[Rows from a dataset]

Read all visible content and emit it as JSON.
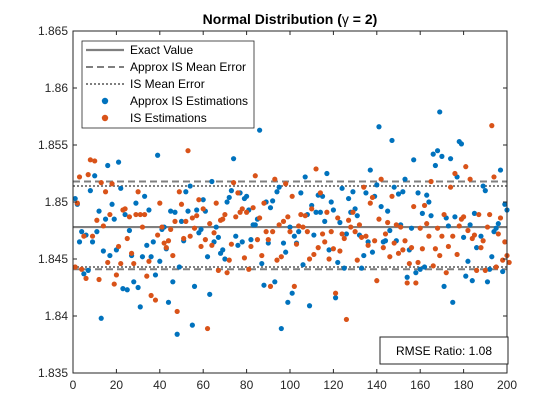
{
  "chart_data": {
    "type": "scatter",
    "title_prefix": "Normal Distribution (",
    "title_symbol": "γ",
    "title_suffix": " = 2)",
    "xlabel": "",
    "ylabel": "",
    "xlim": [
      0,
      200
    ],
    "ylim": [
      1.835,
      1.865
    ],
    "x_ticks": [
      0,
      20,
      40,
      60,
      80,
      100,
      120,
      140,
      160,
      180,
      200
    ],
    "y_ticks": [
      1.835,
      1.84,
      1.845,
      1.85,
      1.855,
      1.86,
      1.865
    ],
    "y_tick_labels": [
      "1.835",
      "1.84",
      "1.845",
      "1.85",
      "1.855",
      "1.86",
      "1.865"
    ],
    "grid": false,
    "legend_location": "top-left",
    "lines": [
      {
        "name": "Exact Value",
        "style": "solid",
        "color": "#7f7f7f",
        "y": [
          1.8478
        ]
      },
      {
        "name": "Approx IS Mean Error",
        "style": "dashed",
        "color": "#7f7f7f",
        "y": [
          1.8441,
          1.8518
        ]
      },
      {
        "name": "IS Mean Error",
        "style": "dotted",
        "color": "#7f7f7f",
        "y": [
          1.8443,
          1.8514
        ]
      }
    ],
    "series": [
      {
        "name": "Approx IS Estimations",
        "color": "#0072BD",
        "y": [
          1.8503,
          1.8498,
          1.8465,
          1.8474,
          1.8437,
          1.8471,
          1.844,
          1.851,
          1.8465,
          1.8523,
          1.8474,
          1.8492,
          1.8398,
          1.8457,
          1.8485,
          1.8532,
          1.8453,
          1.8498,
          1.8485,
          1.8458,
          1.8535,
          1.8512,
          1.8424,
          1.8489,
          1.8423,
          1.8475,
          1.8453,
          1.843,
          1.8499,
          1.8425,
          1.8408,
          1.8452,
          1.8505,
          1.8462,
          1.8493,
          1.8452,
          1.8465,
          1.8436,
          1.8541,
          1.8448,
          1.8476,
          1.8478,
          1.8459,
          1.8412,
          1.8492,
          1.843,
          1.8491,
          1.8384,
          1.8443,
          1.8483,
          1.8466,
          1.8509,
          1.8492,
          1.8514,
          1.8392,
          1.8426,
          1.8493,
          1.8473,
          1.8476,
          1.8502,
          1.8492,
          1.8452,
          1.8419,
          1.8518,
          1.8465,
          1.8478,
          1.8469,
          1.8455,
          1.8458,
          1.845,
          1.85,
          1.8504,
          1.851,
          1.8538,
          1.847,
          1.8462,
          1.8508,
          1.8465,
          1.8503,
          1.8505,
          1.8493,
          1.8467,
          1.848,
          1.848,
          1.8485,
          1.8563,
          1.8446,
          1.8427,
          1.85,
          1.8464,
          1.8495,
          1.8501,
          1.843,
          1.8509,
          1.8513,
          1.8389,
          1.8464,
          1.8456,
          1.8412,
          1.8478,
          1.842,
          1.847,
          1.8464,
          1.8474,
          1.8508,
          1.8445,
          1.8522,
          1.8489,
          1.8409,
          1.8497,
          1.8471,
          1.8491,
          1.8506,
          1.8491,
          1.8505,
          1.8483,
          1.8525,
          1.8458,
          1.85,
          1.8493,
          1.8416,
          1.8447,
          1.8482,
          1.8512,
          1.8442,
          1.8472,
          1.8503,
          1.8491,
          1.8509,
          1.8494,
          1.8488,
          1.8471,
          1.8442,
          1.8453,
          1.8508,
          1.8465,
          1.8528,
          1.8456,
          1.8505,
          1.8515,
          1.8566,
          1.8496,
          1.8465,
          1.8466,
          1.8492,
          1.8475,
          1.8554,
          1.8513,
          1.8466,
          1.8507,
          1.848,
          1.8509,
          1.852,
          1.8434,
          1.8458,
          1.8477,
          1.8537,
          1.8438,
          1.8508,
          1.8441,
          1.849,
          1.8443,
          1.8506,
          1.85,
          1.8488,
          1.8542,
          1.8532,
          1.8545,
          1.8579,
          1.854,
          1.8426,
          1.8486,
          1.8479,
          1.8538,
          1.8412,
          1.8487,
          1.8522,
          1.8553,
          1.8551,
          1.8469,
          1.8435,
          1.8448,
          1.848,
          1.8431,
          1.849,
          1.846,
          1.8378,
          1.847,
          1.8514,
          1.851,
          1.843,
          1.8441,
          1.8452,
          1.8474,
          1.8477,
          1.8481,
          1.8528,
          1.8439,
          1.8498,
          1.8493
        ]
      },
      {
        "name": "IS Estimations",
        "color": "#D95319",
        "y": [
          1.8443,
          1.8499,
          1.8522,
          1.8441,
          1.847,
          1.8433,
          1.8524,
          1.8537,
          1.847,
          1.8536,
          1.8484,
          1.8432,
          1.8517,
          1.8479,
          1.8509,
          1.8447,
          1.8489,
          1.8516,
          1.8428,
          1.8436,
          1.8461,
          1.8446,
          1.8493,
          1.8494,
          1.8468,
          1.8487,
          1.8455,
          1.8446,
          1.8489,
          1.8509,
          1.8489,
          1.8478,
          1.8489,
          1.8435,
          1.8448,
          1.8418,
          1.8568,
          1.8414,
          1.8471,
          1.8499,
          1.8478,
          1.8464,
          1.846,
          1.8466,
          1.8476,
          1.8453,
          1.8483,
          1.8404,
          1.8509,
          1.8498,
          1.8468,
          1.8483,
          1.8545,
          1.847,
          1.8486,
          1.8477,
          1.8488,
          1.8502,
          1.8461,
          1.8494,
          1.8467,
          1.8389,
          1.8481,
          1.8462,
          1.8473,
          1.8499,
          1.844,
          1.8484,
          1.8485,
          1.8489,
          1.8438,
          1.8449,
          1.8463,
          1.8517,
          1.8487,
          1.8508,
          1.8491,
          1.8494,
          1.8451,
          1.8491,
          1.8441,
          1.8461,
          1.8495,
          1.8523,
          1.8467,
          1.8486,
          1.8453,
          1.8499,
          1.8474,
          1.8467,
          1.8426,
          1.8474,
          1.852,
          1.8449,
          1.848,
          1.8452,
          1.8483,
          1.8516,
          1.8487,
          1.8474,
          1.8505,
          1.8426,
          1.8463,
          1.8479,
          1.8489,
          1.8478,
          1.8488,
          1.8474,
          1.845,
          1.8494,
          1.8454,
          1.8529,
          1.846,
          1.8508,
          1.8472,
          1.8465,
          1.8491,
          1.845,
          1.8474,
          1.8459,
          1.842,
          1.8486,
          1.8457,
          1.8472,
          1.8468,
          1.8397,
          1.8484,
          1.8478,
          1.8491,
          1.8474,
          1.8449,
          1.848,
          1.8469,
          1.8513,
          1.847,
          1.8462,
          1.8499,
          1.8504,
          1.8466,
          1.8431,
          1.8485,
          1.852,
          1.846,
          1.8472,
          1.8482,
          1.8452,
          1.8505,
          1.8464,
          1.848,
          1.8455,
          1.8478,
          1.8458,
          1.8466,
          1.8429,
          1.8446,
          1.846,
          1.8496,
          1.8429,
          1.8447,
          1.8477,
          1.8459,
          1.8497,
          1.8481,
          1.847,
          1.8518,
          1.8444,
          1.8459,
          1.8477,
          1.8453,
          1.847,
          1.8489,
          1.8438,
          1.8461,
          1.8513,
          1.847,
          1.8525,
          1.8454,
          1.8479,
          1.8485,
          1.8487,
          1.8531,
          1.8475,
          1.852,
          1.8468,
          1.8471,
          1.844,
          1.8489,
          1.846,
          1.8466,
          1.844,
          1.8478,
          1.8489,
          1.8567,
          1.8522,
          1.8443,
          1.8472,
          1.8486,
          1.8449,
          1.8465,
          1.8453,
          1.8447
        ]
      }
    ],
    "annotation": "RMSE Ratio: 1.08"
  }
}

- **INSTRUCTIONS TO FOLLOW**:
Give the number of lines in the records that contain the string "name", with no other output.

- **EXERCISE RESPONSE**:
5